--- DATA SUPPLIED ---

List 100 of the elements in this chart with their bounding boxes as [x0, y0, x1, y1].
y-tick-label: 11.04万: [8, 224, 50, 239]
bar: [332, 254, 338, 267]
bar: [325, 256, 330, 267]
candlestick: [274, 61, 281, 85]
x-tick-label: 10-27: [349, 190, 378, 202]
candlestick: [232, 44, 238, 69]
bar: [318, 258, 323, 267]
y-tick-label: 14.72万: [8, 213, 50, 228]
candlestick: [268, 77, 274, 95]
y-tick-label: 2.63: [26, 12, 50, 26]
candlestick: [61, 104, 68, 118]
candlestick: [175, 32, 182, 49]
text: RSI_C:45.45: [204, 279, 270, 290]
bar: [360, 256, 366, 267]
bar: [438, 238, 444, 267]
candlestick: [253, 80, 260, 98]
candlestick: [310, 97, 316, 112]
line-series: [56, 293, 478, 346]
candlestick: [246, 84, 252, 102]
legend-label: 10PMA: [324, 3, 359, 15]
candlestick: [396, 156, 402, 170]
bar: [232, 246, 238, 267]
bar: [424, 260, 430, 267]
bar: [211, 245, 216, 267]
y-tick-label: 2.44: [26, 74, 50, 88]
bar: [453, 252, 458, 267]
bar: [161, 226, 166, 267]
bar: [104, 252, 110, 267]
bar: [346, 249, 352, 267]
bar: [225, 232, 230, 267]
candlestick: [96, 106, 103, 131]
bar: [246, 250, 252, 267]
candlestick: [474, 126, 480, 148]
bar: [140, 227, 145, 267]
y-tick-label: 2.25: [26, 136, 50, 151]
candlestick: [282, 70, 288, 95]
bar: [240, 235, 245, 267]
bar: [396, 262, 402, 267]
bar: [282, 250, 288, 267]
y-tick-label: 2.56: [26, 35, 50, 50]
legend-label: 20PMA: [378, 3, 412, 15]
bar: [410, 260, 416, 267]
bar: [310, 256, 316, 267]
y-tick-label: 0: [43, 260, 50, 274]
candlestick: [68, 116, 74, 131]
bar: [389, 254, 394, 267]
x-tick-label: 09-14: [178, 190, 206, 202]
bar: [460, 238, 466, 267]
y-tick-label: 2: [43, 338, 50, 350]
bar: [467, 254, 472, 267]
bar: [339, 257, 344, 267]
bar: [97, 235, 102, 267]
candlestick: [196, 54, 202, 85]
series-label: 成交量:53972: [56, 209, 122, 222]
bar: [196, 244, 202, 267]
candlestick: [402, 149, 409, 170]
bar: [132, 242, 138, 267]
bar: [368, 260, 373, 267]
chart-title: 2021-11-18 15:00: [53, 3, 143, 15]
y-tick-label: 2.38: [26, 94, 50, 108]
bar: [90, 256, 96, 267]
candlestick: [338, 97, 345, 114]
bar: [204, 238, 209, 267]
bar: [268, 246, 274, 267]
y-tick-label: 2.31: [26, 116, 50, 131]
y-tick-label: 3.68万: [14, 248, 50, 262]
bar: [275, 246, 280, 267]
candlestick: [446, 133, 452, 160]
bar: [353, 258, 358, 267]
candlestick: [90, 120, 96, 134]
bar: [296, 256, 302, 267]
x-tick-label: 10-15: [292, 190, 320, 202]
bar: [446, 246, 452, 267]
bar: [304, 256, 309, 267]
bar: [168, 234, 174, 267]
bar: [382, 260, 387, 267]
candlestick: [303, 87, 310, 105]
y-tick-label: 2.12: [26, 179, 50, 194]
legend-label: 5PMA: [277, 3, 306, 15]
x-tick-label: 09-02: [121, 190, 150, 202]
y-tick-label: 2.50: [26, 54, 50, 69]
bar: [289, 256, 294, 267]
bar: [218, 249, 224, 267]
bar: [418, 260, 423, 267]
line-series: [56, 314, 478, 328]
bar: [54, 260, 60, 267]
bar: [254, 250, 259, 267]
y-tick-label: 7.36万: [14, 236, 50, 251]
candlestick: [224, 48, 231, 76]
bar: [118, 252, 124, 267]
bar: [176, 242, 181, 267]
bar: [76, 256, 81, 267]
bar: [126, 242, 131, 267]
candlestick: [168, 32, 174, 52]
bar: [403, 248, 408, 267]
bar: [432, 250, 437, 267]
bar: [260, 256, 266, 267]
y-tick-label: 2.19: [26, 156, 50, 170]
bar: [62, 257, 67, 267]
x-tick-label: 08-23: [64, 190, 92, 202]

---

» **TASK INSTRUCTIONS**:
Write out every line of the records above word for word, without changing anything.

» **SOLUTION TO THIS EXERCISE**:
List 100 of the elements in this chart with their bounding boxes as [x0, y0, x1, y1].
y-tick-label: 11.04万: [8, 224, 50, 239]
bar: [332, 254, 338, 267]
bar: [325, 256, 330, 267]
candlestick: [274, 61, 281, 85]
x-tick-label: 10-27: [349, 190, 378, 202]
candlestick: [232, 44, 238, 69]
bar: [318, 258, 323, 267]
y-tick-label: 14.72万: [8, 213, 50, 228]
candlestick: [268, 77, 274, 95]
y-tick-label: 2.63: [26, 12, 50, 26]
candlestick: [61, 104, 68, 118]
candlestick: [175, 32, 182, 49]
text: RSI_C:45.45: [204, 279, 270, 290]
bar: [360, 256, 366, 267]
bar: [438, 238, 444, 267]
candlestick: [253, 80, 260, 98]
candlestick: [310, 97, 316, 112]
line-series: [56, 293, 478, 346]
candlestick: [246, 84, 252, 102]
legend-label: 10PMA: [324, 3, 359, 15]
candlestick: [396, 156, 402, 170]
bar: [232, 246, 238, 267]
bar: [424, 260, 430, 267]
bar: [211, 245, 216, 267]
y-tick-label: 2.44: [26, 74, 50, 88]
bar: [453, 252, 458, 267]
bar: [161, 226, 166, 267]
bar: [104, 252, 110, 267]
bar: [346, 249, 352, 267]
bar: [225, 232, 230, 267]
candlestick: [96, 106, 103, 131]
bar: [246, 250, 252, 267]
candlestick: [474, 126, 480, 148]
bar: [140, 227, 145, 267]
y-tick-label: 2.25: [26, 136, 50, 151]
candlestick: [282, 70, 288, 95]
bar: [240, 235, 245, 267]
bar: [396, 262, 402, 267]
bar: [282, 250, 288, 267]
y-tick-label: 2.56: [26, 35, 50, 50]
legend-label: 20PMA: [378, 3, 412, 15]
bar: [410, 260, 416, 267]
bar: [310, 256, 316, 267]
y-tick-label: 0: [43, 260, 50, 274]
candlestick: [68, 116, 74, 131]
bar: [389, 254, 394, 267]
x-tick-label: 09-14: [178, 190, 206, 202]
bar: [460, 238, 466, 267]
y-tick-label: 2: [43, 338, 50, 350]
bar: [467, 254, 472, 267]
bar: [339, 257, 344, 267]
bar: [97, 235, 102, 267]
candlestick: [196, 54, 202, 85]
series-label: 成交量:53972: [56, 209, 122, 222]
bar: [196, 244, 202, 267]
candlestick: [402, 149, 409, 170]
bar: [132, 242, 138, 267]
bar: [368, 260, 373, 267]
chart-title: 2021-11-18 15:00: [53, 3, 143, 15]
y-tick-label: 2.38: [26, 94, 50, 108]
bar: [90, 256, 96, 267]
candlestick: [338, 97, 345, 114]
bar: [204, 238, 209, 267]
bar: [268, 246, 274, 267]
y-tick-label: 2.31: [26, 116, 50, 131]
y-tick-label: 3.68万: [14, 248, 50, 262]
bar: [275, 246, 280, 267]
candlestick: [446, 133, 452, 160]
bar: [353, 258, 358, 267]
candlestick: [90, 120, 96, 134]
bar: [296, 256, 302, 267]
x-tick-label: 10-15: [292, 190, 320, 202]
bar: [446, 246, 452, 267]
bar: [304, 256, 309, 267]
bar: [168, 234, 174, 267]
bar: [382, 260, 387, 267]
candlestick: [303, 87, 310, 105]
y-tick-label: 2.12: [26, 179, 50, 194]
legend-label: 5PMA: [277, 3, 306, 15]
x-tick-label: 09-02: [121, 190, 150, 202]
y-tick-label: 2.50: [26, 54, 50, 69]
bar: [289, 256, 294, 267]
bar: [218, 249, 224, 267]
bar: [418, 260, 423, 267]
line-series: [56, 314, 478, 328]
bar: [54, 260, 60, 267]
bar: [254, 250, 259, 267]
y-tick-label: 7.36万: [14, 236, 50, 251]
candlestick: [224, 48, 231, 76]
bar: [118, 252, 124, 267]
bar: [176, 242, 181, 267]
bar: [76, 256, 81, 267]
bar: [126, 242, 131, 267]
candlestick: [168, 32, 174, 52]
bar: [403, 248, 408, 267]
bar: [432, 250, 437, 267]
bar: [260, 256, 266, 267]
y-tick-label: 2.19: [26, 156, 50, 170]
bar: [62, 257, 67, 267]
x-tick-label: 08-23: [64, 190, 92, 202]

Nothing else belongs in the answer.